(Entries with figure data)

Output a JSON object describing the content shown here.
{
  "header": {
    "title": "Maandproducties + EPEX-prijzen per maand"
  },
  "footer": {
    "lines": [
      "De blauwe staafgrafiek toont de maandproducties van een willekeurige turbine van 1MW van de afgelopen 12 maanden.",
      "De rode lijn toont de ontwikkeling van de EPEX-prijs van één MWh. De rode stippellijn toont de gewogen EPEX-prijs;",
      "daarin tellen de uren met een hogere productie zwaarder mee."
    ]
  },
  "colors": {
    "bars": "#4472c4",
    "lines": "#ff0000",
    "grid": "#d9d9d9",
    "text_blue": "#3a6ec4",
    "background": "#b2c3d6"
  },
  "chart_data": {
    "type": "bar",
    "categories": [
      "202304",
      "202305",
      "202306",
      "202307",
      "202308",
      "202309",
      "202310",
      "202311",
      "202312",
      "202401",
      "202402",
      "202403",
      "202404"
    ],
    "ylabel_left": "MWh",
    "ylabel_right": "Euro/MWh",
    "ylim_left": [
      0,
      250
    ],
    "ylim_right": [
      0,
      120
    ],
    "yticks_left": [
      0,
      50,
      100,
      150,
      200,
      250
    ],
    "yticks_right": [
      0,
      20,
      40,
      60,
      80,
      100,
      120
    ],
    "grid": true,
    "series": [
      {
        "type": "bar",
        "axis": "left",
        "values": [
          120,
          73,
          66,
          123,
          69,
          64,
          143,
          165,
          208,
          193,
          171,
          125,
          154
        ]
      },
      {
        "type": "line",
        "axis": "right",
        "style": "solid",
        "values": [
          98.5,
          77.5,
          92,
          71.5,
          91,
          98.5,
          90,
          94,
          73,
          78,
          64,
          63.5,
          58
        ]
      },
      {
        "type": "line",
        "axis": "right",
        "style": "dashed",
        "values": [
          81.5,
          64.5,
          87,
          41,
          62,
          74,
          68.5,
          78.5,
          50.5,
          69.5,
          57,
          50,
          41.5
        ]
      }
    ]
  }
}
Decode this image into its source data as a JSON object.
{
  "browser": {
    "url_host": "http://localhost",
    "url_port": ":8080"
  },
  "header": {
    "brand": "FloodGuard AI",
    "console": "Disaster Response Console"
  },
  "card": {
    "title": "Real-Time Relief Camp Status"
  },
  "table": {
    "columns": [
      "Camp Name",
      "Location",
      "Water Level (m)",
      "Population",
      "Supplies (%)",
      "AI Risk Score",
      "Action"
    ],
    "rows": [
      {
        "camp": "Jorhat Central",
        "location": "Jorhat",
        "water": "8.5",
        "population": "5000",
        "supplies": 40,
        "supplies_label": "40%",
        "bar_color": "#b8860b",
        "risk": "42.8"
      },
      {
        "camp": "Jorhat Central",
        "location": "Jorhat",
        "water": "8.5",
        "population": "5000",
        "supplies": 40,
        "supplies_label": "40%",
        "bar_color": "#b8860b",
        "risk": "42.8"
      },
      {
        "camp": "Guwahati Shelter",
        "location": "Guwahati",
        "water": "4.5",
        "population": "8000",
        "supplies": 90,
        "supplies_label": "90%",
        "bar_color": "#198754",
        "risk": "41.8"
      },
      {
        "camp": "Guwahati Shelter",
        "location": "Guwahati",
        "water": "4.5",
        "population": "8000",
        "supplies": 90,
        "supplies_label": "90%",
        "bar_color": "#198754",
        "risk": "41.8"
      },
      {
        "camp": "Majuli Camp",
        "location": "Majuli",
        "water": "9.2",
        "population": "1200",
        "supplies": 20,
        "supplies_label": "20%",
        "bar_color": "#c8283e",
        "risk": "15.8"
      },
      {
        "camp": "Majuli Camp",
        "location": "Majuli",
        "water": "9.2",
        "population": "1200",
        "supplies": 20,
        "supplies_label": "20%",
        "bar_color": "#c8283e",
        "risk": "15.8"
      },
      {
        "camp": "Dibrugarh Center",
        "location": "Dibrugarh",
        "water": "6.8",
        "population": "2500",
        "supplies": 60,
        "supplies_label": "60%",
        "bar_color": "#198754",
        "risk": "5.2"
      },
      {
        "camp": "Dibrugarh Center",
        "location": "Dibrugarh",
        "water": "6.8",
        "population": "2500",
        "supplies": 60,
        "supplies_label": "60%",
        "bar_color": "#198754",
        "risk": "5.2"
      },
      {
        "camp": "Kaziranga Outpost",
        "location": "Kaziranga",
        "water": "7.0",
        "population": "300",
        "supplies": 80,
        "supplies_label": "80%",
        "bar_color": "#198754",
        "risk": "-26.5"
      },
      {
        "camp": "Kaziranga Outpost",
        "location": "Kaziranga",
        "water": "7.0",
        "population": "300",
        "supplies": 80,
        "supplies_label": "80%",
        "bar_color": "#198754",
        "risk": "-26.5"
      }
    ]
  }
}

> **What is required**
Extract every line above exactly as it stands.

> **The result**
Output a JSON object describing the content shown here.
{
  "header": {
    "title": "Maandproducties + EPEX-prijzen per maand"
  },
  "footer": {
    "lines": [
      "De blauwe staafgrafiek toont de maandproducties van een willekeurige turbine van 1MW van de afgelopen 12 maanden.",
      "De rode lijn toont de ontwikkeling van de EPEX-prijs van één MWh. De rode stippellijn toont de gewogen EPEX-prijs;",
      "daarin tellen de uren met een hogere productie zwaarder mee."
    ]
  },
  "colors": {
    "bars": "#4472c4",
    "lines": "#ff0000",
    "grid": "#d9d9d9",
    "text_blue": "#3a6ec4",
    "background": "#b2c3d6"
  },
  "chart_data": {
    "type": "bar",
    "categories": [
      "202304",
      "202305",
      "202306",
      "202307",
      "202308",
      "202309",
      "202310",
      "202311",
      "202312",
      "202401",
      "202402",
      "202403",
      "202404"
    ],
    "ylabel_left": "MWh",
    "ylabel_right": "Euro/MWh",
    "ylim_left": [
      0,
      250
    ],
    "ylim_right": [
      0,
      120
    ],
    "yticks_left": [
      0,
      50,
      100,
      150,
      200,
      250
    ],
    "yticks_right": [
      0,
      20,
      40,
      60,
      80,
      100,
      120
    ],
    "grid": true,
    "series": [
      {
        "type": "bar",
        "axis": "left",
        "values": [
          120,
          73,
          66,
          123,
          69,
          64,
          143,
          165,
          208,
          193,
          171,
          125,
          154
        ]
      },
      {
        "type": "line",
        "axis": "right",
        "style": "solid",
        "values": [
          98.5,
          77.5,
          92,
          71.5,
          91,
          98.5,
          90,
          94,
          73,
          78,
          64,
          63.5,
          58
        ]
      },
      {
        "type": "line",
        "axis": "right",
        "style": "dashed",
        "values": [
          81.5,
          64.5,
          87,
          41,
          62,
          74,
          68.5,
          78.5,
          50.5,
          69.5,
          57,
          50,
          41.5
        ]
      }
    ]
  }
}
Decode this image into its source data as a JSON object.
{
  "browser": {
    "url_host": "http://localhost",
    "url_port": ":8080"
  },
  "header": {
    "brand": "FloodGuard AI",
    "console": "Disaster Response Console"
  },
  "card": {
    "title": "Real-Time Relief Camp Status"
  },
  "table": {
    "columns": [
      "Camp Name",
      "Location",
      "Water Level (m)",
      "Population",
      "Supplies (%)",
      "AI Risk Score",
      "Action"
    ],
    "rows": [
      {
        "camp": "Jorhat Central",
        "location": "Jorhat",
        "water": "8.5",
        "population": "5000",
        "supplies": 40,
        "supplies_label": "40%",
        "bar_color": "#b8860b",
        "risk": "42.8"
      },
      {
        "camp": "Jorhat Central",
        "location": "Jorhat",
        "water": "8.5",
        "population": "5000",
        "supplies": 40,
        "supplies_label": "40%",
        "bar_color": "#b8860b",
        "risk": "42.8"
      },
      {
        "camp": "Guwahati Shelter",
        "location": "Guwahati",
        "water": "4.5",
        "population": "8000",
        "supplies": 90,
        "supplies_label": "90%",
        "bar_color": "#198754",
        "risk": "41.8"
      },
      {
        "camp": "Guwahati Shelter",
        "location": "Guwahati",
        "water": "4.5",
        "population": "8000",
        "supplies": 90,
        "supplies_label": "90%",
        "bar_color": "#198754",
        "risk": "41.8"
      },
      {
        "camp": "Majuli Camp",
        "location": "Majuli",
        "water": "9.2",
        "population": "1200",
        "supplies": 20,
        "supplies_label": "20%",
        "bar_color": "#c8283e",
        "risk": "15.8"
      },
      {
        "camp": "Majuli Camp",
        "location": "Majuli",
        "water": "9.2",
        "population": "1200",
        "supplies": 20,
        "supplies_label": "20%",
        "bar_color": "#c8283e",
        "risk": "15.8"
      },
      {
        "camp": "Dibrugarh Center",
        "location": "Dibrugarh",
        "water": "6.8",
        "population": "2500",
        "supplies": 60,
        "supplies_label": "60%",
        "bar_color": "#198754",
        "risk": "5.2"
      },
      {
        "camp": "Dibrugarh Center",
        "location": "Dibrugarh",
        "water": "6.8",
        "population": "2500",
        "supplies": 60,
        "supplies_label": "60%",
        "bar_color": "#198754",
        "risk": "5.2"
      },
      {
        "camp": "Kaziranga Outpost",
        "location": "Kaziranga",
        "water": "7.0",
        "population": "300",
        "supplies": 80,
        "supplies_label": "80%",
        "bar_color": "#198754",
        "risk": "-26.5"
      },
      {
        "camp": "Kaziranga Outpost",
        "location": "Kaziranga",
        "water": "7.0",
        "population": "300",
        "supplies": 80,
        "supplies_label": "80%",
        "bar_color": "#198754",
        "risk": "-26.5"
      }
    ]
  }
}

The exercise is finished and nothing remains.